■ **Given instruction**: Search the records for "marker" and copy each line that holds it.

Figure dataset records
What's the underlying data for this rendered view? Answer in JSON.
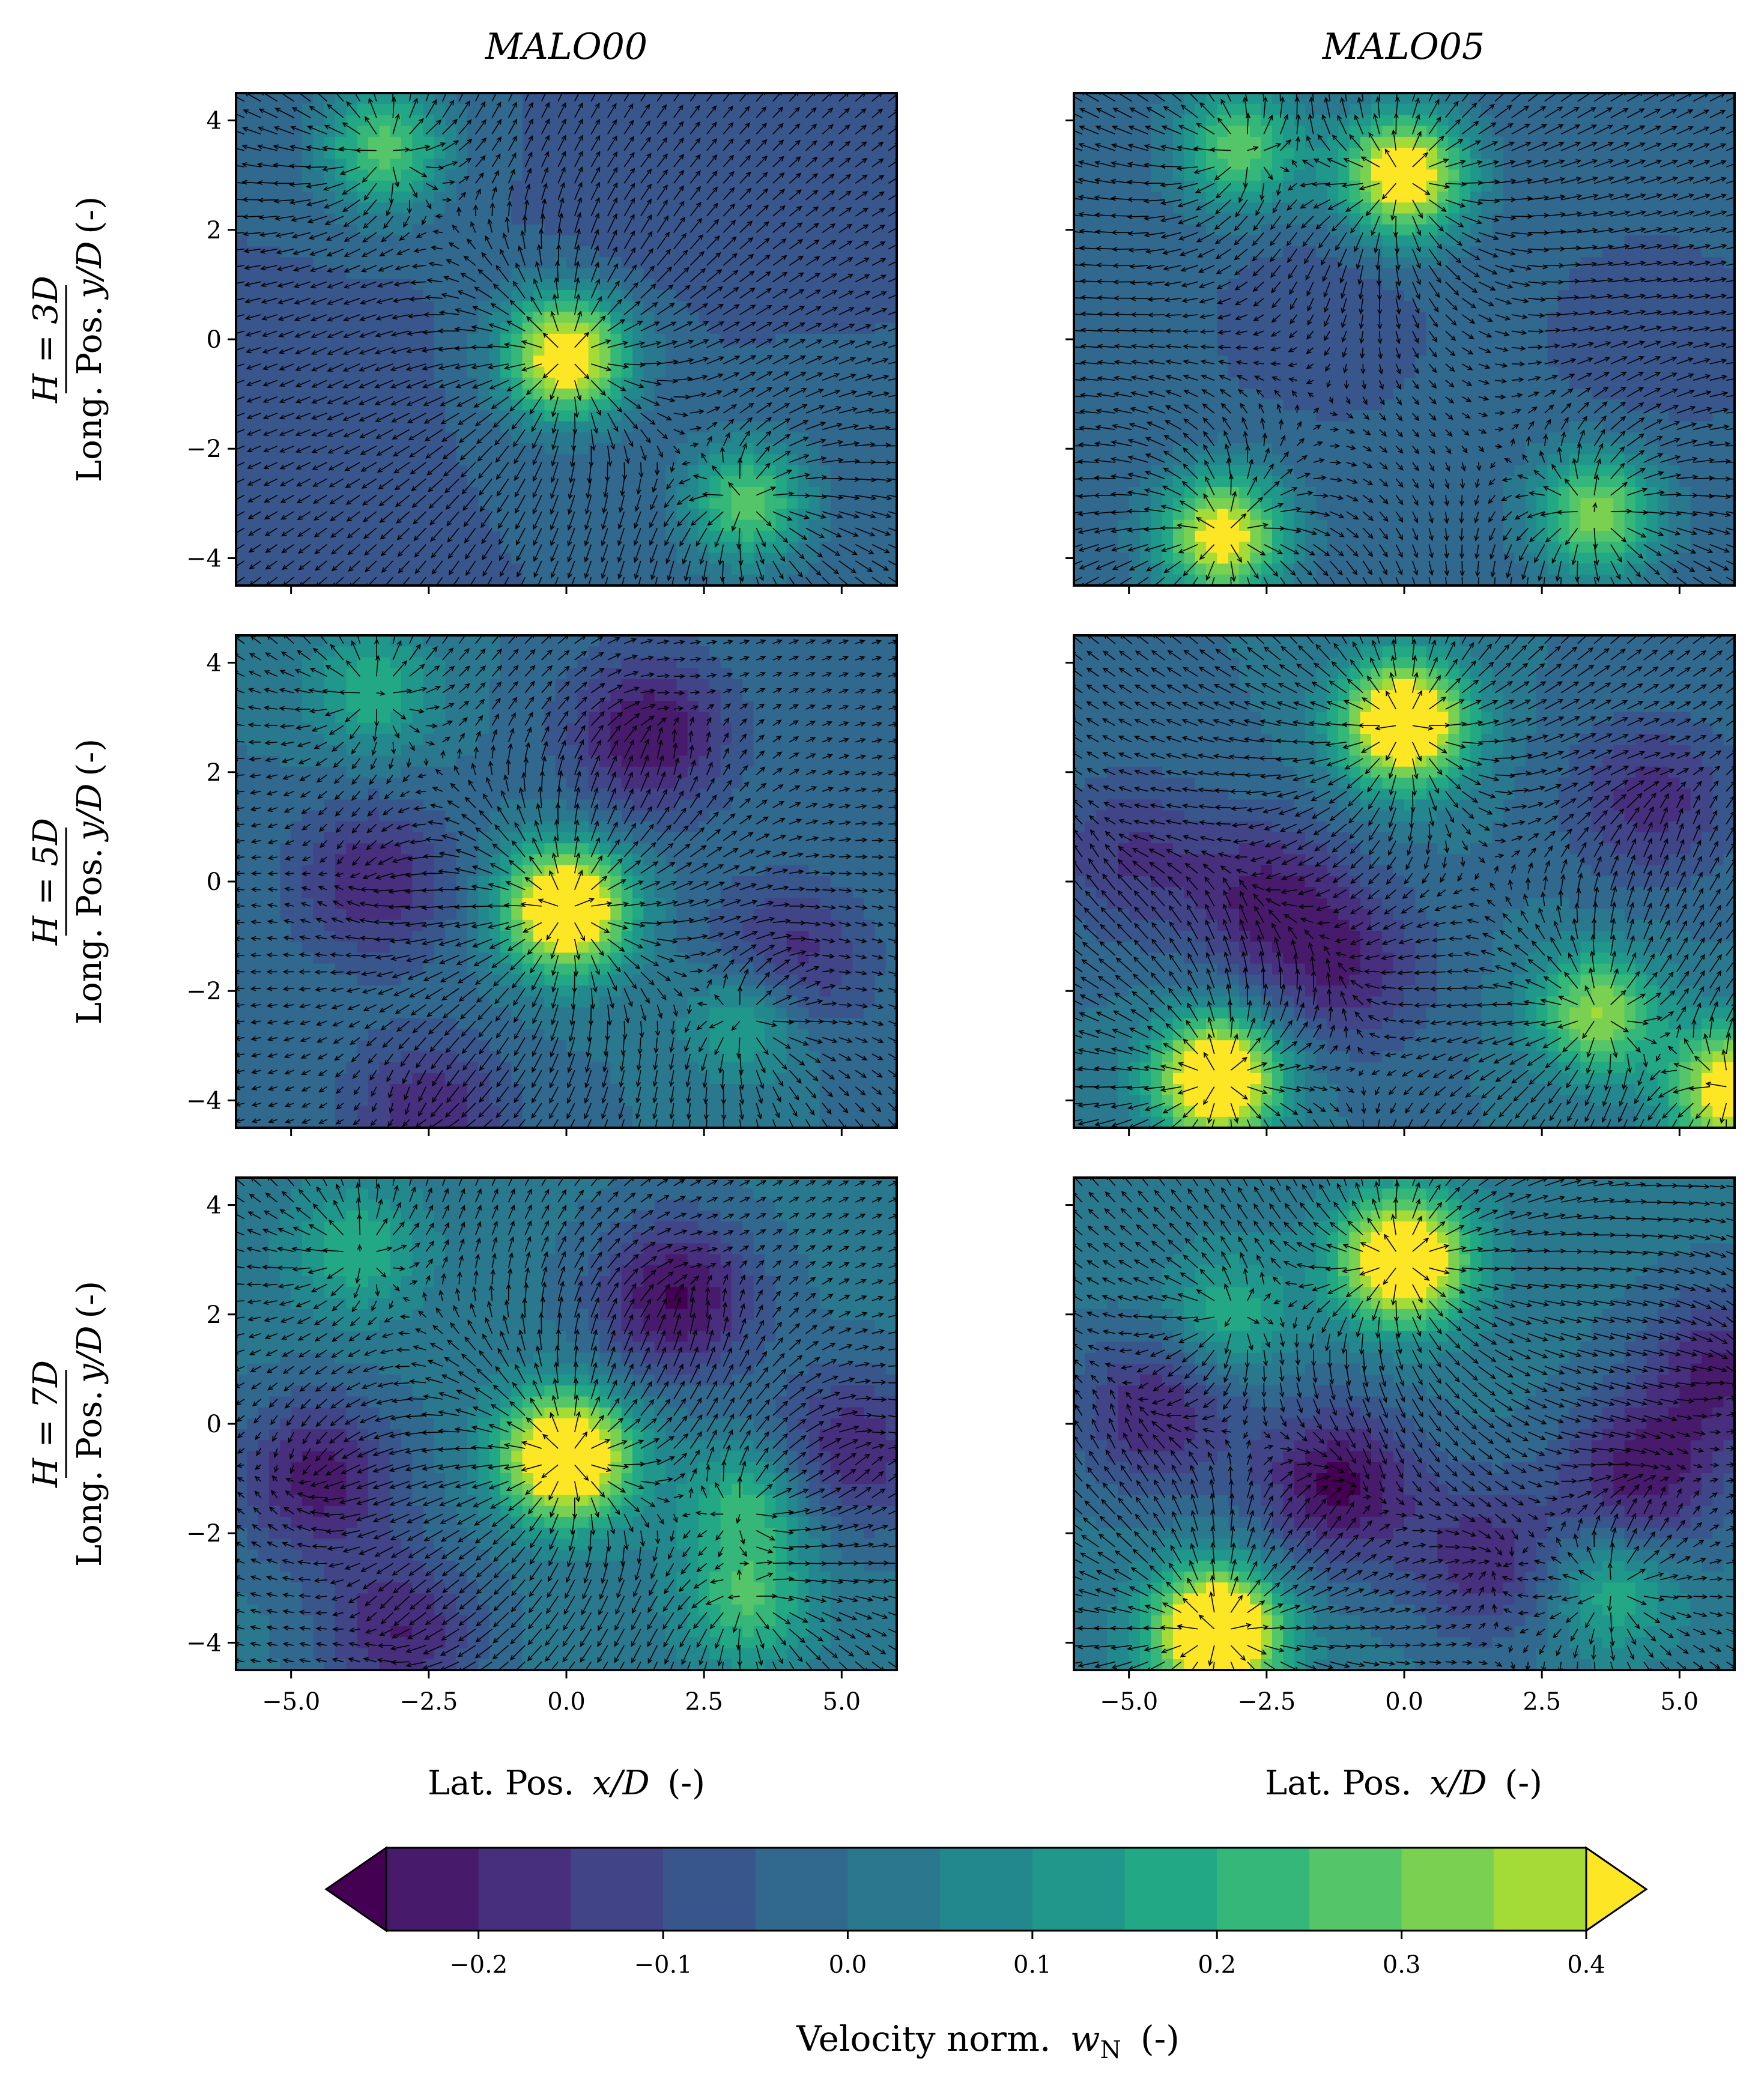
{
  "chart_data": {
    "type": "heatmap",
    "layout": "3x2 grid of filled-contour plots with quiver overlay, shared colorbar",
    "columns": [
      "MALO00",
      "MALO05"
    ],
    "rows": [
      {
        "label": "H = 3D",
        "eq_main": "H = 3D"
      },
      {
        "label": "H = 5D",
        "eq_main": "H = 5D"
      },
      {
        "label": "H = 7D",
        "eq_main": "H = 7D"
      }
    ],
    "ylabel": "Long. Pos. y/D (-)",
    "ylabel_text": "Long. Pos.",
    "ylabel_frac": "y/D",
    "ylabel_unit": "(-)",
    "xlabel": "Lat. Pos. x/D (-)",
    "xlabel_text": "Lat. Pos.",
    "xlabel_frac": "x/D",
    "xlabel_unit": "(-)",
    "xlim": [
      -6,
      6
    ],
    "ylim": [
      -4.5,
      4.5
    ],
    "xticks": [
      -5.0,
      -2.5,
      0.0,
      2.5,
      5.0
    ],
    "xtick_labels": [
      "−5.0",
      "−2.5",
      "0.0",
      "2.5",
      "5.0"
    ],
    "yticks": [
      4,
      2,
      0,
      -2,
      -4
    ],
    "ytick_labels": [
      "4",
      "2",
      "0",
      "−2",
      "−4"
    ],
    "colorbar": {
      "label": "Velocity norm.",
      "symbol": "w",
      "subscript": "N",
      "unit": "(-)",
      "vmin": -0.25,
      "vmax": 0.4,
      "levels": [
        -0.25,
        -0.2,
        -0.15,
        -0.1,
        -0.05,
        0.0,
        0.05,
        0.1,
        0.15,
        0.2,
        0.25,
        0.3,
        0.35,
        0.4
      ],
      "ticks": [
        -0.2,
        -0.1,
        0.0,
        0.1,
        0.2,
        0.3,
        0.4
      ],
      "tick_labels": [
        "−0.2",
        "−0.1",
        "0.0",
        "0.1",
        "0.2",
        "0.3",
        "0.4"
      ],
      "extend": "both",
      "colormap": "viridis",
      "colors": [
        "#440154",
        "#481a6c",
        "#472f7d",
        "#414487",
        "#39568c",
        "#31688e",
        "#2a788e",
        "#23888e",
        "#1f988b",
        "#22a884",
        "#35b779",
        "#54c568",
        "#7ad151",
        "#a5db36",
        "#d2e21b",
        "#fde725"
      ]
    },
    "panels": [
      {
        "row": 0,
        "col": 0,
        "background": -0.05,
        "sources": [
          {
            "x": 0.0,
            "y": -0.3,
            "w": 0.55
          },
          {
            "x": -3.3,
            "y": 3.5,
            "w": 0.33
          },
          {
            "x": 3.3,
            "y": -3.0,
            "w": 0.33
          }
        ],
        "troughs": [
          {
            "x": 1.5,
            "y": 2.5,
            "w": -0.05
          },
          {
            "x": -4.2,
            "y": -1.0,
            "w": -0.04
          }
        ]
      },
      {
        "row": 0,
        "col": 1,
        "background": -0.04,
        "sources": [
          {
            "x": 0.0,
            "y": 3.0,
            "w": 0.55
          },
          {
            "x": -3.3,
            "y": -3.6,
            "w": 0.5
          },
          {
            "x": -3.0,
            "y": 3.5,
            "w": 0.33
          },
          {
            "x": 3.5,
            "y": -3.2,
            "w": 0.38
          }
        ],
        "troughs": [
          {
            "x": -1.5,
            "y": 0.5,
            "w": -0.06
          },
          {
            "x": 4.5,
            "y": 0.0,
            "w": -0.05
          }
        ]
      },
      {
        "row": 1,
        "col": 0,
        "background": 0.0,
        "sources": [
          {
            "x": 0.0,
            "y": -0.5,
            "w": 0.6
          },
          {
            "x": -3.5,
            "y": 3.5,
            "w": 0.2
          },
          {
            "x": 3.3,
            "y": -2.5,
            "w": 0.22
          }
        ],
        "troughs": [
          {
            "x": 1.5,
            "y": 2.7,
            "w": -0.25
          },
          {
            "x": -3.5,
            "y": 0.0,
            "w": -0.2
          },
          {
            "x": 4.0,
            "y": -1.5,
            "w": -0.2
          },
          {
            "x": -2.5,
            "y": -4.3,
            "w": -0.2
          }
        ]
      },
      {
        "row": 1,
        "col": 1,
        "background": 0.0,
        "sources": [
          {
            "x": 0.0,
            "y": 2.9,
            "w": 0.6
          },
          {
            "x": -3.4,
            "y": -3.6,
            "w": 0.6
          },
          {
            "x": 3.5,
            "y": -2.4,
            "w": 0.35
          },
          {
            "x": 6.0,
            "y": -3.8,
            "w": 0.5
          }
        ],
        "troughs": [
          {
            "x": -2.5,
            "y": -0.3,
            "w": -0.2
          },
          {
            "x": 4.5,
            "y": 1.5,
            "w": -0.18
          },
          {
            "x": -1.0,
            "y": -1.6,
            "w": -0.18
          },
          {
            "x": -5.0,
            "y": 0.5,
            "w": -0.15
          }
        ]
      },
      {
        "row": 2,
        "col": 0,
        "background": 0.02,
        "sources": [
          {
            "x": 0.0,
            "y": -0.6,
            "w": 0.62
          },
          {
            "x": -3.8,
            "y": 3.2,
            "w": 0.18
          },
          {
            "x": 3.3,
            "y": -1.5,
            "w": 0.22
          },
          {
            "x": 3.3,
            "y": -3.3,
            "w": 0.22
          }
        ],
        "troughs": [
          {
            "x": 2.0,
            "y": 2.3,
            "w": -0.28
          },
          {
            "x": -4.5,
            "y": -1.0,
            "w": -0.25
          },
          {
            "x": 5.2,
            "y": -0.5,
            "w": -0.22
          },
          {
            "x": -3.0,
            "y": -3.8,
            "w": -0.22
          }
        ]
      },
      {
        "row": 2,
        "col": 1,
        "background": 0.02,
        "sources": [
          {
            "x": 0.0,
            "y": 3.0,
            "w": 0.6
          },
          {
            "x": -3.4,
            "y": -3.8,
            "w": 0.65
          },
          {
            "x": -3.2,
            "y": 2.0,
            "w": 0.18
          },
          {
            "x": 3.8,
            "y": -3.0,
            "w": 0.2
          }
        ],
        "troughs": [
          {
            "x": -1.2,
            "y": -1.1,
            "w": -0.28
          },
          {
            "x": 4.3,
            "y": -1.0,
            "w": -0.25
          },
          {
            "x": -4.5,
            "y": 0.2,
            "w": -0.22
          },
          {
            "x": 1.5,
            "y": -2.5,
            "w": -0.2
          },
          {
            "x": 5.8,
            "y": 1.0,
            "w": -0.22
          }
        ]
      }
    ]
  }
}
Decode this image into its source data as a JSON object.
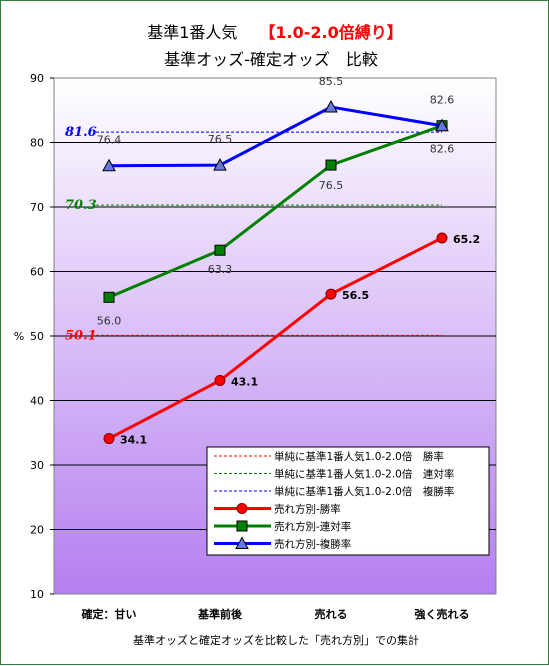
{
  "chart_data": {
    "type": "line",
    "title_main": "基準1番人気",
    "title_highlight": "【1.0-2.0倍縛り】",
    "subtitle": "基準オッズ-確定オッズ　比較",
    "ylabel": "%",
    "xlabel": "基準オッズと確定オッズを比較した「売れ方別」での集計",
    "categories": [
      "確定：甘い",
      "基準前後",
      "売れる",
      "強く売れる"
    ],
    "ylim": [
      10,
      90
    ],
    "yticks": [
      10,
      20,
      30,
      40,
      50,
      60,
      70,
      80,
      90
    ],
    "grid": true,
    "legend_position": "bottom-right",
    "series": [
      {
        "name": "売れ方別-勝率",
        "values": [
          34.1,
          43.1,
          56.5,
          65.2
        ],
        "color": "#ff0000",
        "marker": "circle",
        "labels": [
          "34.1",
          "43.1",
          "56.5",
          "65.2"
        ]
      },
      {
        "name": "売れ方別-連対率",
        "values": [
          56.0,
          63.3,
          76.5,
          82.6
        ],
        "color": "#008000",
        "marker": "square",
        "labels": [
          "56.0",
          "63.3",
          "76.5",
          "82.6"
        ]
      },
      {
        "name": "売れ方別-複勝率",
        "values": [
          76.4,
          76.5,
          85.5,
          82.6
        ],
        "color": "#0000ff",
        "marker": "triangle",
        "labels": [
          "76.4",
          "76.5",
          "85.5",
          "82.6"
        ]
      }
    ],
    "reference_lines": [
      {
        "name": "単純に基準1番人気1.0-2.0倍　勝率",
        "value": 50.1,
        "label": "50.1",
        "color": "#ff0000"
      },
      {
        "name": "単純に基準1番人気1.0-2.0倍　連対率",
        "value": 70.3,
        "label": "70.3",
        "color": "#008000"
      },
      {
        "name": "単純に基準1番人気1.0-2.0倍　複勝率",
        "value": 81.6,
        "label": "81.6",
        "color": "#0000ff"
      }
    ],
    "colors": {
      "bg_top": "#ffffff",
      "bg_bottom": "#b57ff0",
      "highlight": "#ff0000"
    }
  }
}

■ **Exercise output**:
        "marker": "circle",
        "marker": "square",
        "marker": "triangle",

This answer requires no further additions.